SOURCE TEXT:
(begin)

Version: Next

Monitoring

cAdvisor

This was the perfect service to capture metrics about my docker containers. One thing that was kind of crazy to deal with was the resource usage of cadvisor, so had to find some arguments to add to the container to limit the amount of stats capturing that it does.

Gatus

Getting a bit frustrated with uptime-kuma's slow performance when dealing with many endpoints I decide to look into alternatives that would be better optomized for my needs. I found gatus that seemed to be promising, with a simple configuration setup and actually using a database, I was pretty excited to get it to work. Due to wanting to have a better declarative way of setting up monitors gatus was a great solution and instead of using authentik passthrough to check if applications were running instead I used direct checks to their docker containers. This allowed for a simple setup without needing to worry about the complicated setup I had with uptime-kuma.

Grafana

A service that I have included in my setup throughout all of the transitioning between virtualization technologies, grafana has been the absolute best way to centralize logging and metrics for my cluster/services. The difference in usage between docker and kubernetes was the aggregator tools that were used to power visualizations. With docker I used telegraf and influxdb to handle log gathering and time series data to create a custom resource monitor and log viewer. One thing was that the log viewing capabilites were terrible due to the format in which influxdb would keep logs, but it was amazing for the resource monitor. With kubernetes I moved to tools that are more well suited for log gathering as resource monitoring was not much of a concern. Using promtail as a log collector agent and loki as a log tagger and centralize storage for logs really built out a simple to use dashboard to view all logs generated by my containers. This allowed better oversight on any deployment, pod, or daemonset.

(end)

RECORD LIST:
(begin)

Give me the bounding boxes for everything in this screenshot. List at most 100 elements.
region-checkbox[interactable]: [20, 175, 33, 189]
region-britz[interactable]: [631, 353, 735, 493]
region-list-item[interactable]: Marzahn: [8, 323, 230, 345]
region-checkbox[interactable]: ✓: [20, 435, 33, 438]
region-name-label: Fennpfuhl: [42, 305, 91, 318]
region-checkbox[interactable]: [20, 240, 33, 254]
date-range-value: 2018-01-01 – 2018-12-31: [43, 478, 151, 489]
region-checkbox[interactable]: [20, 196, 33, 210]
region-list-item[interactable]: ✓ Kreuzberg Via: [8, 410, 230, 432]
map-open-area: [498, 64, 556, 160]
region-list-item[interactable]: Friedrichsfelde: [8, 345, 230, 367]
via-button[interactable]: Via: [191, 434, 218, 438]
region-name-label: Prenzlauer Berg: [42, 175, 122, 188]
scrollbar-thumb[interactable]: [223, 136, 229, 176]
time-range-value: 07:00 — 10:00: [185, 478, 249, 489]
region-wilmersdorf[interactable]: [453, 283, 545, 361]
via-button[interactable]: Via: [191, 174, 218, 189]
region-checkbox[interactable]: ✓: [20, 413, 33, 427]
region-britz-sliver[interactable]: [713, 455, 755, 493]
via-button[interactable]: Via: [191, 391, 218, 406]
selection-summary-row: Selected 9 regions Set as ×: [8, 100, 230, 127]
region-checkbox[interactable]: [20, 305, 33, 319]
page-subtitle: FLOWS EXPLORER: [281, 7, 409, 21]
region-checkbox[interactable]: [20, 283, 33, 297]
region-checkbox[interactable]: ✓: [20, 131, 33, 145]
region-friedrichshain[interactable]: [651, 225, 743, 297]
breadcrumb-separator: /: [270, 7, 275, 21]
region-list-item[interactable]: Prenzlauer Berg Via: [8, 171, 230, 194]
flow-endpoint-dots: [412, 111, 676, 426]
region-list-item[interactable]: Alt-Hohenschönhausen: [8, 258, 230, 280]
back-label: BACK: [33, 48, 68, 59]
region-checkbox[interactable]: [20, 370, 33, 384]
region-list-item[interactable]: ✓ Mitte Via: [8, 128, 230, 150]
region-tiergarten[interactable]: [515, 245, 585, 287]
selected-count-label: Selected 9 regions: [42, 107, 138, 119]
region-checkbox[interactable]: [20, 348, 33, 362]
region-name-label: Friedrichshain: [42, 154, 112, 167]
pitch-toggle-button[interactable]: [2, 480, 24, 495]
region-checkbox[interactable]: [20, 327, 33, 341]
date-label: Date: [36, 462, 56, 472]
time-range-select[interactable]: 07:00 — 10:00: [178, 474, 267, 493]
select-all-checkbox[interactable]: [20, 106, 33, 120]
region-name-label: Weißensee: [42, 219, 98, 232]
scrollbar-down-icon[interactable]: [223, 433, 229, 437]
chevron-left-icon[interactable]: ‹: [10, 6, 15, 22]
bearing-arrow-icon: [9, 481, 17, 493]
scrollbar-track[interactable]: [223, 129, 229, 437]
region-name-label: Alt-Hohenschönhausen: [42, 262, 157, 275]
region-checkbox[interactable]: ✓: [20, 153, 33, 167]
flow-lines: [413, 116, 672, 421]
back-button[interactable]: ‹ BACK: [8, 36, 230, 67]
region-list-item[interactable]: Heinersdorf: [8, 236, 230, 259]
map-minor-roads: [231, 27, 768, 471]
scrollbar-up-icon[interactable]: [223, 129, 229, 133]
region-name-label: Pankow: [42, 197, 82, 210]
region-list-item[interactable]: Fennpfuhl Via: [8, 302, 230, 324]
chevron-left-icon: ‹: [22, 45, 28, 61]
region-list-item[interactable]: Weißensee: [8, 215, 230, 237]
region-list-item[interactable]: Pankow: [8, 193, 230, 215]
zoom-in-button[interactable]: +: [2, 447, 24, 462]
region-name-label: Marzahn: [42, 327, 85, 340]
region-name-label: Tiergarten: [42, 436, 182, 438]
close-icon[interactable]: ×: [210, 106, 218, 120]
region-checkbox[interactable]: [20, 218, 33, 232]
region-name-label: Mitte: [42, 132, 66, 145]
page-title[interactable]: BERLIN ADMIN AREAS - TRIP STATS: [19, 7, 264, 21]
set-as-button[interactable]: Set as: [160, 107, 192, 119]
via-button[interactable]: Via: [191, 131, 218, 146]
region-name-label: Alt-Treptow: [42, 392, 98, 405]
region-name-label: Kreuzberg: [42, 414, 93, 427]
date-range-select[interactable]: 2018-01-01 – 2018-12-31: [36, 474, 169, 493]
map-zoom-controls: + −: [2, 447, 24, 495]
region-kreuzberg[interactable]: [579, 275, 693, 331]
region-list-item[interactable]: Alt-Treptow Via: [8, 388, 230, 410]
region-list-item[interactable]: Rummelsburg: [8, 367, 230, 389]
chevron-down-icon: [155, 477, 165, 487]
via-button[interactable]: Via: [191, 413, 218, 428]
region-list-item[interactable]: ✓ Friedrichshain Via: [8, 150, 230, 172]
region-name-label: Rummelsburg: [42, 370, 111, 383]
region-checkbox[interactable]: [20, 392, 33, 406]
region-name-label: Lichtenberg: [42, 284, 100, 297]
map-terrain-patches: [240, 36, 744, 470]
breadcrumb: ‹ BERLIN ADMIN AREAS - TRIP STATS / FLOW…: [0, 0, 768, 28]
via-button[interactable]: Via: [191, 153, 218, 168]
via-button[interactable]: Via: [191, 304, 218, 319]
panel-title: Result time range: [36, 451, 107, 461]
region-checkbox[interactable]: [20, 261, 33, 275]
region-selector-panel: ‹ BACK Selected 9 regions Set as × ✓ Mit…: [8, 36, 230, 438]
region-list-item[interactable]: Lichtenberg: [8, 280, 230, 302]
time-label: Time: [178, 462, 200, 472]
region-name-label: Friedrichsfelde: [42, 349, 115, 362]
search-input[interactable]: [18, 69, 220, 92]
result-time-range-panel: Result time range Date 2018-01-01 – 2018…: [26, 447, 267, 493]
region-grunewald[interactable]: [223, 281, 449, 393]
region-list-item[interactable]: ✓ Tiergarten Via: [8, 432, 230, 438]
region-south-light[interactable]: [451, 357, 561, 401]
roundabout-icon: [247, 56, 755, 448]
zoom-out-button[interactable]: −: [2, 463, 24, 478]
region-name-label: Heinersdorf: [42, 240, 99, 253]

(end)

WHAT THIS EXERCISE ASKS:
1) Answer these from the monitoring notes, one line each:
(a) Which two tools handled log gathering and time series data when the setup ran on docker?
(b) What about uptime-kuma led to the search for an alternative?
(c) What about cAdvisor was hard to deal with?
2) For each statement, say yes or no according to the monitoring notes, and quote the words that decide it:
(a) With gatus, application checks went through authentik passthrough.
(b) Influxdb worked well for the resource monitor.
(c) Loki served as the log collector agent.
3) Proceed with the monitoring notes, picking up right after their last sentence.

SET OF ANSWERS:
1)
(a) Telegraf and influxdb.
(b) Its slow performance when dealing with many endpoints.
(c) Its resource usage.

2)
(a) No: "instead of using authentik passthrough to check if applications were running instead I used direct checks to their docker containers"
(b) Yes: "but it was amazing for the resource monitor"
(c) No: "Using promtail as a log collector agent and loki as a log tagger and centralize storage for logs"

3)
Got rid of this since komodo could give me the same functionality at a high level.

Update (4/17/26)

I actually added this back since komodo only gave a real time snapshot of metrics for my container. Combined with cadvisor I could get a better understanding of my container resource usage, especially since I was looking to limit resource consumption for all of my services. I had way to many instances of something using way more resources than I expect.

Healthchecks

Another monitoring service but specifically for cron jobs. Healthchecks allowed for better tracking of ensure scheduled tasks continued to be executed and notify me if the task has not checked in. All that is required for a task is for when it starts that it registers with healthchecks, when it ends, and if it fails. I currently use it for handling all container appdata backup jobs and for alerting on the subtitle sync service that I created. What has been really great is with a certain api key I can allow a task to auto create a new monitor, e.g. creating a new service to my cluster and needs to be backed up, so that I no longer need to manually create them. The only manual task that I do now is just prettifying the name in healthchecks. In addition I can send logs related to the completion or failure of a job to allow for quick debugging on what may have happened.

Loki

A service built by the grafana team that is responsible for post processing and storing log information from agents. Initially when I first configured this I stored all logs locally and with that I had insanely poor performance when trying to view them in grafana and it also crashed vscode a couple of times when attempting to open the folder in the editor. Eventually I moved it to vultr and stored it in object storage and it has been so fast when viewing log information now. It took some to properly configure the tagging system but I used pre-configured settings for kubernetes logs that made it really easy to ingest.

Got rid of this since komodo could give me the same functionality at a high level

Updated (4/17/26)

Added this back to keep some historical logging, especially since I have docker auto rotate logs now. I use it mostly to monitor my snapraid and smart script logs.

Promtail

Another service built by the grafana team that reads and pushes logs from local nodes or servers to a service like loki. This is the only service that I currently run as a daemonset as it would need to be deployed on every node to scrape kubernetes logs. This was really easy to configure having copied a configuration for kubernetes scraping.

Got rid of this since komodo could give me the same functionality at a high level

Updated (4/17/26)

Added this back to keep some historical logging, especially since I have docker auto rotate logs now. I use it mostly to monitor my snapraid and smart script logs.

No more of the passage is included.